Entries taken from a collection
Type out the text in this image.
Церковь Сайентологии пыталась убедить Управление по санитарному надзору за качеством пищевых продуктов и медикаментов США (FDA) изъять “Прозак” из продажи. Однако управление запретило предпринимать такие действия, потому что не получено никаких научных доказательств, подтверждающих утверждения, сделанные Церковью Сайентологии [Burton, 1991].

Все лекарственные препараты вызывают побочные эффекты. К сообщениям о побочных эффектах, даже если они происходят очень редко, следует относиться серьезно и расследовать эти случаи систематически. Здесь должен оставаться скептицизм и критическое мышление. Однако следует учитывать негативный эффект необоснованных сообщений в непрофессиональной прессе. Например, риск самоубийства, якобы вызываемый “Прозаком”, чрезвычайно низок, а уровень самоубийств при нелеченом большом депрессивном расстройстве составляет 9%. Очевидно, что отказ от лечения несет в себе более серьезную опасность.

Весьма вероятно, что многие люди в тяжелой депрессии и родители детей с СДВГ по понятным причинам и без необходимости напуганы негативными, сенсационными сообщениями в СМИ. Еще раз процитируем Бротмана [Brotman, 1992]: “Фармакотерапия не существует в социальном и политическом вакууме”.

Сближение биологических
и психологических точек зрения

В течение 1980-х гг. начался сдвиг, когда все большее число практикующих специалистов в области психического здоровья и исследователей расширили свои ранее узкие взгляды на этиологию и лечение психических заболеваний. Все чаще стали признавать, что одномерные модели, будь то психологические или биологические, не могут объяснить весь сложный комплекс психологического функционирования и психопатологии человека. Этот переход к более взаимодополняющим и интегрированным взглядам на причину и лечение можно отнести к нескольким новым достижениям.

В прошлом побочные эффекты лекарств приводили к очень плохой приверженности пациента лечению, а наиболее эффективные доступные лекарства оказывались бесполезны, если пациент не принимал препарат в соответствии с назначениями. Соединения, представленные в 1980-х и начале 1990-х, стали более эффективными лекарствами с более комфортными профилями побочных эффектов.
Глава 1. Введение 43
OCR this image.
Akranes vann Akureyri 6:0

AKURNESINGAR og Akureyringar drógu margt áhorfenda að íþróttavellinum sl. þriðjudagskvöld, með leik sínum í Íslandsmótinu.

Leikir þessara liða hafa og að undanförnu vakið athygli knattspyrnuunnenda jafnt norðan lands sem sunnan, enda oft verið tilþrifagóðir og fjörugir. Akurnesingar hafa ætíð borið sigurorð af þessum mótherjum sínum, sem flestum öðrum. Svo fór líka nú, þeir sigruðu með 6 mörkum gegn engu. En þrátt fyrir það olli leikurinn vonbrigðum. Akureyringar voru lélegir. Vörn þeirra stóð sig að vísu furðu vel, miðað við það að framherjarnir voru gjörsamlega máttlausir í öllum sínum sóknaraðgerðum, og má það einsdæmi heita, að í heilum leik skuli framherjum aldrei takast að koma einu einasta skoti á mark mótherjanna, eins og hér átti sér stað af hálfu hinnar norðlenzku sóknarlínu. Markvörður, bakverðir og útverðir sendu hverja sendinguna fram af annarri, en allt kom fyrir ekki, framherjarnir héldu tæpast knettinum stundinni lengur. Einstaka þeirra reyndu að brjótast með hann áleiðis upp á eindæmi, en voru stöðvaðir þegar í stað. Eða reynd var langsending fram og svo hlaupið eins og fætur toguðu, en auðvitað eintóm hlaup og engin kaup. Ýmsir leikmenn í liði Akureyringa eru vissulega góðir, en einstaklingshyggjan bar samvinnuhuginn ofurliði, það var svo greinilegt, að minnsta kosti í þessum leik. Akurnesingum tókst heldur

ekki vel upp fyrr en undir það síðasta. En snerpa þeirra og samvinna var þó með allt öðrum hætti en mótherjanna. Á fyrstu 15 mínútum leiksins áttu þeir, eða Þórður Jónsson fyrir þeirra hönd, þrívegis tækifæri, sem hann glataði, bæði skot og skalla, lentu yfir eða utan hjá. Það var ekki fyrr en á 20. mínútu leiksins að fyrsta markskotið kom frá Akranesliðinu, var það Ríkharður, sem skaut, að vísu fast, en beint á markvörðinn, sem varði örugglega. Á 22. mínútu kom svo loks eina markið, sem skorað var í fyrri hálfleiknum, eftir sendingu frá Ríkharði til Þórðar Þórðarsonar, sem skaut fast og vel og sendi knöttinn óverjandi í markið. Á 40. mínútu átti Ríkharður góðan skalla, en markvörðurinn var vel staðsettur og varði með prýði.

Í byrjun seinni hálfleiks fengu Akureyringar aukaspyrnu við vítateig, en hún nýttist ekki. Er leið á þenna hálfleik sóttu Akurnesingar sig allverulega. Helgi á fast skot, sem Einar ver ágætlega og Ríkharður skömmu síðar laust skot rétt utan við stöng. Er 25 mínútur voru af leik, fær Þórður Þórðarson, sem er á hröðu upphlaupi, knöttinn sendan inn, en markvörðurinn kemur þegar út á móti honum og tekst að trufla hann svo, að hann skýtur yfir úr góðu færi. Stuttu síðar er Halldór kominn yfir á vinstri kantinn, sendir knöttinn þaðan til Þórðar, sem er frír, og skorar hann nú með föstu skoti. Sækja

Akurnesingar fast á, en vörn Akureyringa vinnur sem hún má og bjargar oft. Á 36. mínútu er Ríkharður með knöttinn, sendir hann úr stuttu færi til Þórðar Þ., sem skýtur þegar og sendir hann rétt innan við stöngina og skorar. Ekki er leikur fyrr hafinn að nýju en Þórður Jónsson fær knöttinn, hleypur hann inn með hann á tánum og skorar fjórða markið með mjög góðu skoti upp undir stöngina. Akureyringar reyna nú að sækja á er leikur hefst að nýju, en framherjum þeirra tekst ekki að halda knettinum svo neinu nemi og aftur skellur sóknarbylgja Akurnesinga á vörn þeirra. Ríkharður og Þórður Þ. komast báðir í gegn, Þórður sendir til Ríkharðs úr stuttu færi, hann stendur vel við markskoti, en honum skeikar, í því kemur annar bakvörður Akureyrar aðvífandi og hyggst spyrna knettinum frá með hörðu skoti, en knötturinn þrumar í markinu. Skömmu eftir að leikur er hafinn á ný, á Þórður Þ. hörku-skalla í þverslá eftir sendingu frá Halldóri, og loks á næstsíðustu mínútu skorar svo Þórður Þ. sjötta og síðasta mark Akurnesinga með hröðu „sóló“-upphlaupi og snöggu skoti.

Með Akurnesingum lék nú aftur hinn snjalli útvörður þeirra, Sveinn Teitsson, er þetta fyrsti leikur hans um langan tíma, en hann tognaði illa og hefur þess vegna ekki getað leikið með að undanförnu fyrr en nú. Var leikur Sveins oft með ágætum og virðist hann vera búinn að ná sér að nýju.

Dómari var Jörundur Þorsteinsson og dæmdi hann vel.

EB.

▸ **Your goal**: Retype the listing above in full, with no alterations.

▸ **Final result**:
Type out the text in this image.
Церковь Сайентологии пыталась убедить Управление по санитарному надзору за качеством пищевых продуктов и медикаментов США (FDA) изъять “Прозак” из продажи. Однако управление запретило предпринимать такие действия, потому что не получено никаких научных доказательств, подтверждающих утверждения, сделанные Церковью Сайентологии [Burton, 1991].

Все лекарственные препараты вызывают побочные эффекты. К сообщениям о побочных эффектах, даже если они происходят очень редко, следует относиться серьезно и расследовать эти случаи систематически. Здесь должен оставаться скептицизм и критическое мышление. Однако следует учитывать негативный эффект необоснованных сообщений в непрофессиональной прессе. Например, риск самоубийства, якобы вызываемый “Прозаком”, чрезвычайно низок, а уровень самоубийств при нелеченом большом депрессивном расстройстве составляет 9%. Очевидно, что отказ от лечения несет в себе более серьезную опасность.

Весьма вероятно, что многие люди в тяжелой депрессии и родители детей с СДВГ по понятным причинам и без необходимости напуганы негативными, сенсационными сообщениями в СМИ. Еще раз процитируем Бротмана [Brotman, 1992]: “Фармакотерапия не существует в социальном и политическом вакууме”.

Сближение биологических
и психологических точек зрения

В течение 1980-х гг. начался сдвиг, когда все большее число практикующих специалистов в области психического здоровья и исследователей расширили свои ранее узкие взгляды на этиологию и лечение психических заболеваний. Все чаще стали признавать, что одномерные модели, будь то психологические или биологические, не могут объяснить весь сложный комплекс психологического функционирования и психопатологии человека. Этот переход к более взаимодополняющим и интегрированным взглядам на причину и лечение можно отнести к нескольким новым достижениям.

В прошлом побочные эффекты лекарств приводили к очень плохой приверженности пациента лечению, а наиболее эффективные доступные лекарства оказывались бесполезны, если пациент не принимал препарат в соответствии с назначениями. Соединения, представленные в 1980-х и начале 1990-х, стали более эффективными лекарствами с более комфортными профилями побочных эффектов.
Глава 1. Введение 43
OCR this image.
Akranes vann Akureyri 6:0

AKURNESINGAR og Akureyringar drógu margt áhorfenda að íþróttavellinum sl. þriðjudagskvöld, með leik sínum í Íslandsmótinu.

Leikir þessara liða hafa og að undanförnu vakið athygli knattspyrnuunnenda jafnt norðan lands sem sunnan, enda oft verið tilþrifagóðir og fjörugir. Akurnesingar hafa ætíð borið sigurorð af þessum mótherjum sínum, sem flestum öðrum. Svo fór líka nú, þeir sigruðu með 6 mörkum gegn engu. En þrátt fyrir það olli leikurinn vonbrigðum. Akureyringar voru lélegir. Vörn þeirra stóð sig að vísu furðu vel, miðað við það að framherjarnir voru gjörsamlega máttlausir í öllum sínum sóknaraðgerðum, og má það einsdæmi heita, að í heilum leik skuli framherjum aldrei takast að koma einu einasta skoti á mark mótherjanna, eins og hér átti sér stað af hálfu hinnar norðlenzku sóknarlínu. Markvörður, bakverðir og útverðir sendu hverja sendinguna fram af annarri, en allt kom fyrir ekki, framherjarnir héldu tæpast knettinum stundinni lengur. Einstaka þeirra reyndu að brjótast með hann áleiðis upp á eindæmi, en voru stöðvaðir þegar í stað. Eða reynd var langsending fram og svo hlaupið eins og fætur toguðu, en auðvitað eintóm hlaup og engin kaup. Ýmsir leikmenn í liði Akureyringa eru vissulega góðir, en einstaklingshyggjan bar samvinnuhuginn ofurliði, það var svo greinilegt, að minnsta kosti í þessum leik. Akurnesingum tókst heldur

ekki vel upp fyrr en undir það síðasta. En snerpa þeirra og samvinna var þó með allt öðrum hætti en mótherjanna. Á fyrstu 15 mínútum leiksins áttu þeir, eða Þórður Jónsson fyrir þeirra hönd, þrívegis tækifæri, sem hann glataði, bæði skot og skalla, lentu yfir eða utan hjá. Það var ekki fyrr en á 20. mínútu leiksins að fyrsta markskotið kom frá Akranesliðinu, var það Ríkharður, sem skaut, að vísu fast, en beint á markvörðinn, sem varði örugglega. Á 22. mínútu kom svo loks eina markið, sem skorað var í fyrri hálfleiknum, eftir sendingu frá Ríkharði til Þórðar Þórðarsonar, sem skaut fast og vel og sendi knöttinn óverjandi í markið. Á 40. mínútu átti Ríkharður góðan skalla, en markvörðurinn var vel staðsettur og varði með prýði.

Í byrjun seinni hálfleiks fengu Akureyringar aukaspyrnu við vítateig, en hún nýttist ekki. Er leið á þenna hálfleik sóttu Akurnesingar sig allverulega. Helgi á fast skot, sem Einar ver ágætlega og Ríkharður skömmu síðar laust skot rétt utan við stöng. Er 25 mínútur voru af leik, fær Þórður Þórðarson, sem er á hröðu upphlaupi, knöttinn sendan inn, en markvörðurinn kemur þegar út á móti honum og tekst að trufla hann svo, að hann skýtur yfir úr góðu færi. Stuttu síðar er Halldór kominn yfir á vinstri kantinn, sendir knöttinn þaðan til Þórðar, sem er frír, og skorar hann nú með föstu skoti. Sækja

Akurnesingar fast á, en vörn Akureyringa vinnur sem hún má og bjargar oft. Á 36. mínútu er Ríkharður með knöttinn, sendir hann úr stuttu færi til Þórðar Þ., sem skýtur þegar og sendir hann rétt innan við stöngina og skorar. Ekki er leikur fyrr hafinn að nýju en Þórður Jónsson fær knöttinn, hleypur hann inn með hann á tánum og skorar fjórða markið með mjög góðu skoti upp undir stöngina. Akureyringar reyna nú að sækja á er leikur hefst að nýju, en framherjum þeirra tekst ekki að halda knettinum svo neinu nemi og aftur skellur sóknarbylgja Akurnesinga á vörn þeirra. Ríkharður og Þórður Þ. komast báðir í gegn, Þórður sendir til Ríkharðs úr stuttu færi, hann stendur vel við markskoti, en honum skeikar, í því kemur annar bakvörður Akureyrar aðvífandi og hyggst spyrna knettinum frá með hörðu skoti, en knötturinn þrumar í markinu. Skömmu eftir að leikur er hafinn á ný, á Þórður Þ. hörku-skalla í þverslá eftir sendingu frá Halldóri, og loks á næstsíðustu mínútu skorar svo Þórður Þ. sjötta og síðasta mark Akurnesinga með hröðu „sóló“-upphlaupi og snöggu skoti.

Með Akurnesingum lék nú aftur hinn snjalli útvörður þeirra, Sveinn Teitsson, er þetta fyrsti leikur hans um langan tíma, en hann tognaði illa og hefur þess vegna ekki getað leikið með að undanförnu fyrr en nú. Var leikur Sveins oft með ágætum og virðist hann vera búinn að ná sér að nýju.

Dómari var Jörundur Þorsteinsson og dæmdi hann vel.

EB.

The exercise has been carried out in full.